*DATA EXCERPTS*:
[Begin]
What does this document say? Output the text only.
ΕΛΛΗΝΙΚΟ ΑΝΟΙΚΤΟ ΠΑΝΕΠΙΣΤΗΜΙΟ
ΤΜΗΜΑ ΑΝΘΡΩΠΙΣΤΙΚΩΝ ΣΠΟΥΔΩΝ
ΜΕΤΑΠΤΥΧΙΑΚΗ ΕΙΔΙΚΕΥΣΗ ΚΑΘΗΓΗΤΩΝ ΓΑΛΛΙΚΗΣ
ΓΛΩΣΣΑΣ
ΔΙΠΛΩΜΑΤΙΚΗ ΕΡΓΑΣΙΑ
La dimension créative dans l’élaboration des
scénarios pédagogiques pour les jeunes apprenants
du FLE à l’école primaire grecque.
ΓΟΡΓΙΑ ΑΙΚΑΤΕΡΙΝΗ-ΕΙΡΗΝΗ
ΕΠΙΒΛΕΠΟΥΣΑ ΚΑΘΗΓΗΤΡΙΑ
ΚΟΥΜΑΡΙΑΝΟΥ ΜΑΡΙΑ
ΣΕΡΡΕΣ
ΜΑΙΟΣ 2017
[End]
Copy down the whole of the data above, matching it exactly.

*WRITTEN SOLUTION*:
What does this document say? Output the text only.
ΕΛΛΗΝΙΚΟ ΑΝΟΙΚΤΟ ΠΑΝΕΠΙΣΤΗΜΙΟ
ΤΜΗΜΑ ΑΝΘΡΩΠΙΣΤΙΚΩΝ ΣΠΟΥΔΩΝ
ΜΕΤΑΠΤΥΧΙΑΚΗ ΕΙΔΙΚΕΥΣΗ ΚΑΘΗΓΗΤΩΝ ΓΑΛΛΙΚΗΣ
ΓΛΩΣΣΑΣ
ΔΙΠΛΩΜΑΤΙΚΗ ΕΡΓΑΣΙΑ
La dimension créative dans l’élaboration des
scénarios pédagogiques pour les jeunes apprenants
du FLE à l’école primaire grecque.
ΓΟΡΓΙΑ ΑΙΚΑΤΕΡΙΝΗ-ΕΙΡΗΝΗ
ΕΠΙΒΛΕΠΟΥΣΑ ΚΑΘΗΓΗΤΡΙΑ
ΚΟΥΜΑΡΙΑΝΟΥ ΜΑΡΙΑ
ΣΕΡΡΕΣ
ΜΑΙΟΣ 2017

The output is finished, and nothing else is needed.